§ Recorded information:
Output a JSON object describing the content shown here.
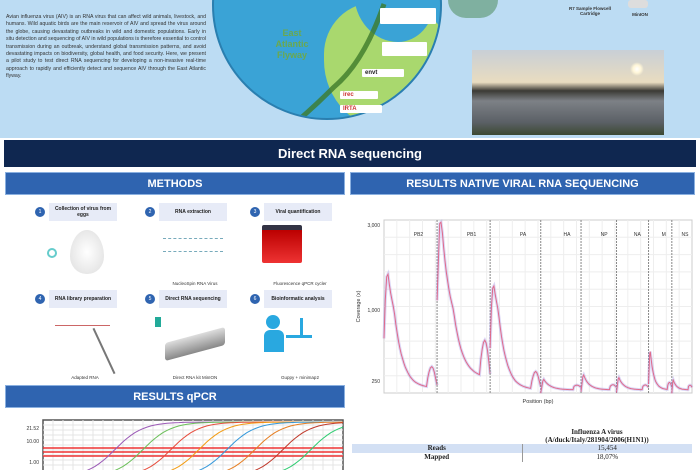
{
  "intro": {
    "text": "Avian influenza virus (AIV) is an RNA virus that can affect wild animals, livestock, and humans. Wild aquatic birds are the main reservoir of AIV and spread the virus around the globe, causing devastating outbreaks in wild and domestic populations. Early in situ detection and sequencing of AIV in wild populations is therefore essential to control transmission during an outbreak, understand global transmission patterns, and avoid devastating impacts on biodiversity, global health, and food security. Here, we present a pilot study to test direct RNA sequencing for developing a non-invasive real-time approach to rapidly and efficiently detect and sequence AIV through the East Atlantic flyway."
  },
  "map": {
    "label_lines": [
      "East",
      "Atlantic",
      "Flyway"
    ],
    "logos": [
      "envt",
      "irec",
      "IRTA"
    ]
  },
  "top_right": {
    "captions": [
      "R7 Sample Flowcell Cartridge",
      "MinION"
    ]
  },
  "banner": {
    "title": "Direct RNA sequencing"
  },
  "methods": {
    "header": "METHODS",
    "steps": [
      {
        "num": "1",
        "title": "Collection of virus from eggs",
        "label": ""
      },
      {
        "num": "2",
        "title": "RNA extraction",
        "label": "NucleoSpin RNA Virus"
      },
      {
        "num": "3",
        "title": "Viral quantification",
        "label": "Fluorescence qPCR cycler"
      },
      {
        "num": "4",
        "title": "RNA library preparation",
        "label": "Adapted RNA"
      },
      {
        "num": "5",
        "title": "Direct RNA sequencing",
        "label": "Direct RNA kit MinION"
      },
      {
        "num": "6",
        "title": "Bioinformatic analysis",
        "label": "Guppy + minimap2"
      }
    ]
  },
  "results_seq": {
    "header": "RESULTS NATIVE VIRAL RNA SEQUENCING"
  },
  "results_qpcr": {
    "header": "RESULTS qPCR"
  },
  "chart_data": [
    {
      "type": "line",
      "title": "",
      "xlabel": "Position (bp)",
      "ylabel": "Coverage (x)",
      "yticks": [
        "3,000",
        "1,000",
        "250"
      ],
      "categories": [
        "PB2",
        "PB1",
        "PA",
        "HA",
        "NP",
        "NA",
        "M",
        "NS"
      ],
      "peak_coverage": [
        2000,
        3500,
        1700,
        280,
        330,
        300,
        600,
        270
      ],
      "grid": true,
      "colors": {
        "line": "#e06a8a",
        "band": "#9b8fe6"
      }
    },
    {
      "type": "line",
      "title": "",
      "yticks": [
        "21.52",
        "10.00",
        "1.00"
      ],
      "series_colors": [
        "#9b59b6",
        "#6bbf59",
        "#e74c3c",
        "#f39c12",
        "#3498db",
        "#e67e22",
        "#c0392b",
        "#2ecc71"
      ],
      "grid": true
    }
  ],
  "table": {
    "header_lines": [
      "Influenza A virus",
      "(A/duck/Italy/281904/2006(H1N1))"
    ],
    "rows": [
      {
        "label": "Reads",
        "value": "15,454"
      },
      {
        "label": "Mapped",
        "value": "18,07%"
      }
    ]
  }
}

§ What you are asked to do:
Reproduce the records, all of them, word for word; omit the pictures.

§ Exercise response:
Output a JSON object describing the content shown here.
{
  "intro": {
    "text": "Avian influenza virus (AIV) is an RNA virus that can affect wild animals, livestock, and humans. Wild aquatic birds are the main reservoir of AIV and spread the virus around the globe, causing devastating outbreaks in wild and domestic populations. Early in situ detection and sequencing of AIV in wild populations is therefore essential to control transmission during an outbreak, understand global transmission patterns, and avoid devastating impacts on biodiversity, global health, and food security. Here, we present a pilot study to test direct RNA sequencing for developing a non-invasive real-time approach to rapidly and efficiently detect and sequence AIV through the East Atlantic flyway."
  },
  "map": {
    "label_lines": [
      "East",
      "Atlantic",
      "Flyway"
    ],
    "logos": [
      "envt",
      "irec",
      "IRTA"
    ]
  },
  "top_right": {
    "captions": [
      "R7 Sample Flowcell Cartridge",
      "MinION"
    ]
  },
  "banner": {
    "title": "Direct RNA sequencing"
  },
  "methods": {
    "header": "METHODS",
    "steps": [
      {
        "num": "1",
        "title": "Collection of virus from eggs",
        "label": ""
      },
      {
        "num": "2",
        "title": "RNA extraction",
        "label": "NucleoSpin RNA Virus"
      },
      {
        "num": "3",
        "title": "Viral quantification",
        "label": "Fluorescence qPCR cycler"
      },
      {
        "num": "4",
        "title": "RNA library preparation",
        "label": "Adapted RNA"
      },
      {
        "num": "5",
        "title": "Direct RNA sequencing",
        "label": "Direct RNA kit MinION"
      },
      {
        "num": "6",
        "title": "Bioinformatic analysis",
        "label": "Guppy + minimap2"
      }
    ]
  },
  "results_seq": {
    "header": "RESULTS NATIVE VIRAL RNA SEQUENCING"
  },
  "results_qpcr": {
    "header": "RESULTS qPCR"
  },
  "chart_data": [
    {
      "type": "line",
      "title": "",
      "xlabel": "Position (bp)",
      "ylabel": "Coverage (x)",
      "yticks": [
        "3,000",
        "1,000",
        "250"
      ],
      "categories": [
        "PB2",
        "PB1",
        "PA",
        "HA",
        "NP",
        "NA",
        "M",
        "NS"
      ],
      "peak_coverage": [
        2000,
        3500,
        1700,
        280,
        330,
        300,
        600,
        270
      ],
      "grid": true,
      "colors": {
        "line": "#e06a8a",
        "band": "#9b8fe6"
      }
    },
    {
      "type": "line",
      "title": "",
      "yticks": [
        "21.52",
        "10.00",
        "1.00"
      ],
      "series_colors": [
        "#9b59b6",
        "#6bbf59",
        "#e74c3c",
        "#f39c12",
        "#3498db",
        "#e67e22",
        "#c0392b",
        "#2ecc71"
      ],
      "grid": true
    }
  ],
  "table": {
    "header_lines": [
      "Influenza A virus",
      "(A/duck/Italy/281904/2006(H1N1))"
    ],
    "rows": [
      {
        "label": "Reads",
        "value": "15,454"
      },
      {
        "label": "Mapped",
        "value": "18,07%"
      }
    ]
  }
}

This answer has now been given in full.